▶ _SET PROBLEM_
Below is a listing. Gather each line of it that contains "겨울바다에".

▶ _DATASET EXCERPTS_
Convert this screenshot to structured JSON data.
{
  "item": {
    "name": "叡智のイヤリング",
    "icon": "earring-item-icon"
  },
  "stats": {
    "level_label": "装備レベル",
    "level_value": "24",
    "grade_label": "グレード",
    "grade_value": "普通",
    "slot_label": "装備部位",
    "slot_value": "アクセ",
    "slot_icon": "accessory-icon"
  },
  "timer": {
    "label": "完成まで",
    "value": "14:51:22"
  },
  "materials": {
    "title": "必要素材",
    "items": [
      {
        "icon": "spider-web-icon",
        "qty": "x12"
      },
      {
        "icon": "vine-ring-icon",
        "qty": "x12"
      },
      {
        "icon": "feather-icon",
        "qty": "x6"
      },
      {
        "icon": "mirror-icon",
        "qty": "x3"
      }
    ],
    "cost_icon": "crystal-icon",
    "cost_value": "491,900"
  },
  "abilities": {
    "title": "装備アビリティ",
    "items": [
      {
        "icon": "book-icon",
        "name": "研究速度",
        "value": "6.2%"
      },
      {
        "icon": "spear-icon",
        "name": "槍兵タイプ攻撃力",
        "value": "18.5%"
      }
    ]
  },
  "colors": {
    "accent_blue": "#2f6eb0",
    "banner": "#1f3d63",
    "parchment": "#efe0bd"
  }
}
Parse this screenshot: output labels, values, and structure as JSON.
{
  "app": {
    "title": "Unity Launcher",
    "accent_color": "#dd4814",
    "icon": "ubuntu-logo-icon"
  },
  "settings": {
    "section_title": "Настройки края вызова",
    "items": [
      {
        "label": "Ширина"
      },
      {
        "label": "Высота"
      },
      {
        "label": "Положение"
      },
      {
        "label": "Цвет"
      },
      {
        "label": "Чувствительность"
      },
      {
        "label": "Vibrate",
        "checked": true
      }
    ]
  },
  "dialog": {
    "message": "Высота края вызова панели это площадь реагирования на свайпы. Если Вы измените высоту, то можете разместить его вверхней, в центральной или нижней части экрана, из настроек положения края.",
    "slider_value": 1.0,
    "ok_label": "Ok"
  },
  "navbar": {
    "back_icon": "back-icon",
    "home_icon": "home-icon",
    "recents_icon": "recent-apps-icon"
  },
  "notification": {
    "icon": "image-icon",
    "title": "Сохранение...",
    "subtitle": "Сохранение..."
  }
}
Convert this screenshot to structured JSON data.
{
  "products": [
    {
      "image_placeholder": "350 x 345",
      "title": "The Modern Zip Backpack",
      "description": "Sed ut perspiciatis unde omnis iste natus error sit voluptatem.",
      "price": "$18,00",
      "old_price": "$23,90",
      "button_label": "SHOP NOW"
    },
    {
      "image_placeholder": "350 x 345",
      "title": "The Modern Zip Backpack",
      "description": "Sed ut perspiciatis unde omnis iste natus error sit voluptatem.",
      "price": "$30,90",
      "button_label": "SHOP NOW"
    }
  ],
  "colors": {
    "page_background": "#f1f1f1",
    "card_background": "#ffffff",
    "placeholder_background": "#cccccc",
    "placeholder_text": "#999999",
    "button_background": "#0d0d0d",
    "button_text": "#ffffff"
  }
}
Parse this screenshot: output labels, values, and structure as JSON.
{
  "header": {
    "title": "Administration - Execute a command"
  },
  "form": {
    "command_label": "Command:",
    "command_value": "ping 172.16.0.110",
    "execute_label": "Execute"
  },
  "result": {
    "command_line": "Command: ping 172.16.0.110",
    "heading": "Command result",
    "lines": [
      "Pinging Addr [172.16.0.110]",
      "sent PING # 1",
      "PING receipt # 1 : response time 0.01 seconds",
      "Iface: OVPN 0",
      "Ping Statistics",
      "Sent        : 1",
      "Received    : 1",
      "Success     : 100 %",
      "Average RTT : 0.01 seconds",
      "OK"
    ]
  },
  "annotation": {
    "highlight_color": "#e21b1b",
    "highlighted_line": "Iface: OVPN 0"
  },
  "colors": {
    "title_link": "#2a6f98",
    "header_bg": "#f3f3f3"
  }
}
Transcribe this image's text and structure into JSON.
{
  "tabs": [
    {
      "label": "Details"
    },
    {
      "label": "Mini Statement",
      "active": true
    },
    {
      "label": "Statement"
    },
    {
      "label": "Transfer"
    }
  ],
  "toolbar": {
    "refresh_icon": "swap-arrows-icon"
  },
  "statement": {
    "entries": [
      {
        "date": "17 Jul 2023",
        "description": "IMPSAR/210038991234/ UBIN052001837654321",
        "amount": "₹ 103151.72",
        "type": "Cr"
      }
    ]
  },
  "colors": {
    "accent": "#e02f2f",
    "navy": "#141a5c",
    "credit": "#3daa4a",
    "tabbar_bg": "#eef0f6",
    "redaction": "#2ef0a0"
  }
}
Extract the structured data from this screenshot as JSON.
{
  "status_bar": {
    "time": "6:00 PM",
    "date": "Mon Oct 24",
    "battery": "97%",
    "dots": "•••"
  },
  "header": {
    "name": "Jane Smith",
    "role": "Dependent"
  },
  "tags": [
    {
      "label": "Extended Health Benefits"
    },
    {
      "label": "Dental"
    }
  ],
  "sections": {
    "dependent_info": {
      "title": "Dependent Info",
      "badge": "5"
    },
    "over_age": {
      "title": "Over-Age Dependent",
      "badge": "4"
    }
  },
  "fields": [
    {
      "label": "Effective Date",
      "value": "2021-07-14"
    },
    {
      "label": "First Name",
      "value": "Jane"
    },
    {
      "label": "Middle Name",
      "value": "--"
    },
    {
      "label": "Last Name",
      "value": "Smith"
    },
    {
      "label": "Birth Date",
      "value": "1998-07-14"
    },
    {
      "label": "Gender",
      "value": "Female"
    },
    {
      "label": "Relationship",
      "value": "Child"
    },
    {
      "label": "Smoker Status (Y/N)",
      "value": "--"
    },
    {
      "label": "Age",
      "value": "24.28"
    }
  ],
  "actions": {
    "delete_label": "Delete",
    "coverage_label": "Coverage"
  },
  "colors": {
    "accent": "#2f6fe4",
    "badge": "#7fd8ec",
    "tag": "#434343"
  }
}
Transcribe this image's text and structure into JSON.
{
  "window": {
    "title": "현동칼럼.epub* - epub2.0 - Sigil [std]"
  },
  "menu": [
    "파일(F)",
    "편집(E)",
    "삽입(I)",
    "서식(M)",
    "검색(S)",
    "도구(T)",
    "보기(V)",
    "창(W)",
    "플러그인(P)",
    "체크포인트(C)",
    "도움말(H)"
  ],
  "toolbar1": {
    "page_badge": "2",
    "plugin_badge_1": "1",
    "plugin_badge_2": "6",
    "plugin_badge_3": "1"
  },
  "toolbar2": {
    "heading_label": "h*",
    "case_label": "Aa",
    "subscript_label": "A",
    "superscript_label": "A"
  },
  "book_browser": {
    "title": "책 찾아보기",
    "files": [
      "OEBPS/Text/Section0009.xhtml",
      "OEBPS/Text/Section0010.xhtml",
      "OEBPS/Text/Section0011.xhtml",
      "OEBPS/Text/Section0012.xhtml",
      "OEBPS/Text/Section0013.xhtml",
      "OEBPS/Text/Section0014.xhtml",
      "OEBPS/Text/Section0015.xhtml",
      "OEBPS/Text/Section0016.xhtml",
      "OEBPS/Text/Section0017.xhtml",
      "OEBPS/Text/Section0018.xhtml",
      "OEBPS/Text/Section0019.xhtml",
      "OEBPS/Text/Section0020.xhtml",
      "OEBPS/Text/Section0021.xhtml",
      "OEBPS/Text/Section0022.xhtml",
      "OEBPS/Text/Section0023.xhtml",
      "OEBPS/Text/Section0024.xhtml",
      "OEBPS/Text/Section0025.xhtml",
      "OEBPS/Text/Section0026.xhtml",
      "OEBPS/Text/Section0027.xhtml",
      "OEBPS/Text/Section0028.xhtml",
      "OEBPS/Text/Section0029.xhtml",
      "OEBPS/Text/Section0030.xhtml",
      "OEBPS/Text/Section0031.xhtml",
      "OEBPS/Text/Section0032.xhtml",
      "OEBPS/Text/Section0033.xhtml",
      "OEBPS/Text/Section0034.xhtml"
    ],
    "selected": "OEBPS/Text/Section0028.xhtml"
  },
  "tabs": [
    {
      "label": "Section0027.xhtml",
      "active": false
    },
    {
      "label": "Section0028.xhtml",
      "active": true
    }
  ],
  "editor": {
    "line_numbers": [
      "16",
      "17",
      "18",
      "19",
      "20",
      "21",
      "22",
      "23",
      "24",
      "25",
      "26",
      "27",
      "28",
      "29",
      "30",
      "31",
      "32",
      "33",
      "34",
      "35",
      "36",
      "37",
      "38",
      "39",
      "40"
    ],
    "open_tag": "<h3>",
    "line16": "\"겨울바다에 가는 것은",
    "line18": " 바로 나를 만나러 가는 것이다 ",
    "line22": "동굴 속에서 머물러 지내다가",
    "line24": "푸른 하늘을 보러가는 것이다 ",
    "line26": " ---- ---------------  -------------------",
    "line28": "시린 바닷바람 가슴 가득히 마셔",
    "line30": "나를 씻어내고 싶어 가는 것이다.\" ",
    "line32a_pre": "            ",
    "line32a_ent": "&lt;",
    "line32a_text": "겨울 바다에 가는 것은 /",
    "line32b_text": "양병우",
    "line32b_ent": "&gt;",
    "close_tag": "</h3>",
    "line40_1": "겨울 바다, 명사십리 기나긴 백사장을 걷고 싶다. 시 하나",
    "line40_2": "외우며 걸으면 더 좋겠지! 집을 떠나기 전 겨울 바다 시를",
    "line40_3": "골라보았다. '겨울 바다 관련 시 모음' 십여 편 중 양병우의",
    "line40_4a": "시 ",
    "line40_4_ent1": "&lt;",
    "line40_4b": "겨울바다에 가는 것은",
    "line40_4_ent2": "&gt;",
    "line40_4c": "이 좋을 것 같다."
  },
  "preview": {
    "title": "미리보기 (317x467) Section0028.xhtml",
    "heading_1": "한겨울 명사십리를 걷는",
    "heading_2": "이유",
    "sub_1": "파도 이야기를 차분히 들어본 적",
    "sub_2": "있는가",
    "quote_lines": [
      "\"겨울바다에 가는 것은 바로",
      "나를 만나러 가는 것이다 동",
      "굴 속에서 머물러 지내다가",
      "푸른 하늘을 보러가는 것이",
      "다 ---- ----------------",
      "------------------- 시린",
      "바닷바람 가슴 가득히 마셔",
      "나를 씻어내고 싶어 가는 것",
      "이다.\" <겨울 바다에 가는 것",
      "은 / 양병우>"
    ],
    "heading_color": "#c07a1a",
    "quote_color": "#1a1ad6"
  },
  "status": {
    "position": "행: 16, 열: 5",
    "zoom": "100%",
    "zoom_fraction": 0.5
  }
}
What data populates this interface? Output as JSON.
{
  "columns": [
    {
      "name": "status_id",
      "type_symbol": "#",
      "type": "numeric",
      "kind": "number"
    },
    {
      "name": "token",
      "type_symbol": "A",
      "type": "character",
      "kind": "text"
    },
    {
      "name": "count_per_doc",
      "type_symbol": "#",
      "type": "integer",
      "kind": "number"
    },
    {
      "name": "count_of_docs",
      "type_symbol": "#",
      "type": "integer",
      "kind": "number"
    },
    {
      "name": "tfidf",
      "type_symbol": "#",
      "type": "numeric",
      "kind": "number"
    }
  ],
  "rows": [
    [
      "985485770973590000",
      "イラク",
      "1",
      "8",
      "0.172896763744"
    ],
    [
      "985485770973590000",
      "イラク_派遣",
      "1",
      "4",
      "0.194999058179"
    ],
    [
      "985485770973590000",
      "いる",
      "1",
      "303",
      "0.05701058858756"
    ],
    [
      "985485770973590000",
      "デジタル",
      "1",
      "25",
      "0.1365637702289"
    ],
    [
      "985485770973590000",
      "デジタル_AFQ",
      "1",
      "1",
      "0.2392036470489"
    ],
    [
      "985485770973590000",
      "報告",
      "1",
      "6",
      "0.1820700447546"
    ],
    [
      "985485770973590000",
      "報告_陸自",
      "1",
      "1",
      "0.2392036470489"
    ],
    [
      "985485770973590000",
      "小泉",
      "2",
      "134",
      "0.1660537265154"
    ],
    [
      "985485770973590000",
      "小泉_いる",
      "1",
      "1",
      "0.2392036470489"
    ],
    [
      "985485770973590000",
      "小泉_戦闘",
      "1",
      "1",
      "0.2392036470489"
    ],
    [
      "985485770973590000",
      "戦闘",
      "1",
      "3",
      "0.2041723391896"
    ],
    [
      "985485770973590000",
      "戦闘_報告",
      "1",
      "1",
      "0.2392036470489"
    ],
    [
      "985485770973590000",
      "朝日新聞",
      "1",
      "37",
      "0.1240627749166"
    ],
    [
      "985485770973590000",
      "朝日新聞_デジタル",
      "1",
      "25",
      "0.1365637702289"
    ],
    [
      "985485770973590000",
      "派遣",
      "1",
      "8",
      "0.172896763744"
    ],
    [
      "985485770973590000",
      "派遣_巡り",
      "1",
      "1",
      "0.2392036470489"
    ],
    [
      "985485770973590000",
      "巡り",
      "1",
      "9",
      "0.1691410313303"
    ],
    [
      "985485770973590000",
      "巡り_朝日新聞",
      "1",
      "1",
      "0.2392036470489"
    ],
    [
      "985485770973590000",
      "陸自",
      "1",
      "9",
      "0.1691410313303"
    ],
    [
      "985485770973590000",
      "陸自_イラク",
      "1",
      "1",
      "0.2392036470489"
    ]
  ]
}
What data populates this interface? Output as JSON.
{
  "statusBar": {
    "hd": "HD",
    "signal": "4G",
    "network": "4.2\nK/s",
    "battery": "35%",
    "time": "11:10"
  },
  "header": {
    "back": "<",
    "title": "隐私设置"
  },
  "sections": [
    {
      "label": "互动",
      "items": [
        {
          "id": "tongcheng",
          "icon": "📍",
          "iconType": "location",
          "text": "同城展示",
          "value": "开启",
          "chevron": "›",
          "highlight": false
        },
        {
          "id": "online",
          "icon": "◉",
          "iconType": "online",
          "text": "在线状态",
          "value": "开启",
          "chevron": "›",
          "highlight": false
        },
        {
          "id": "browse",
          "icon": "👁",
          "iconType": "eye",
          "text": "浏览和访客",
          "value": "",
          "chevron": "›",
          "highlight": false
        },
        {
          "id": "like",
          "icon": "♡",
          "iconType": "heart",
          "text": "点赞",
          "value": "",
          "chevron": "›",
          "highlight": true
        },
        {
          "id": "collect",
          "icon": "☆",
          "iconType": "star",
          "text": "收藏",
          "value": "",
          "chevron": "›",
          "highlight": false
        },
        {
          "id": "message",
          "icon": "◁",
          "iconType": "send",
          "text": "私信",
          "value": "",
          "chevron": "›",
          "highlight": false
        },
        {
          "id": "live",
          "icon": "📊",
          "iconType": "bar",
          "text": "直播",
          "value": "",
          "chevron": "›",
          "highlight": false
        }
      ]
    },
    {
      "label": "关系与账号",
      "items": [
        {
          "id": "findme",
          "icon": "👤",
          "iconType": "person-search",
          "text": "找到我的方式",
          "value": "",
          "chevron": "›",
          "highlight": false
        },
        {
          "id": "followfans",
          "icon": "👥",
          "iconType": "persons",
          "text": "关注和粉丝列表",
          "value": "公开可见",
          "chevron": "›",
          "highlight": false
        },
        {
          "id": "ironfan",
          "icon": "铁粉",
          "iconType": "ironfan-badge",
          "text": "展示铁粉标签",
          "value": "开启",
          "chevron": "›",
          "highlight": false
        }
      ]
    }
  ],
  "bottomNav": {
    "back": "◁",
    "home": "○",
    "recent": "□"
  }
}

▶ _SOLVED EXERCISE_
    "line16": "\"겨울바다에 가는 것은",
    "line40_4b": "겨울바다에 가는 것은",
      "\"겨울바다에 가는 것은 바로",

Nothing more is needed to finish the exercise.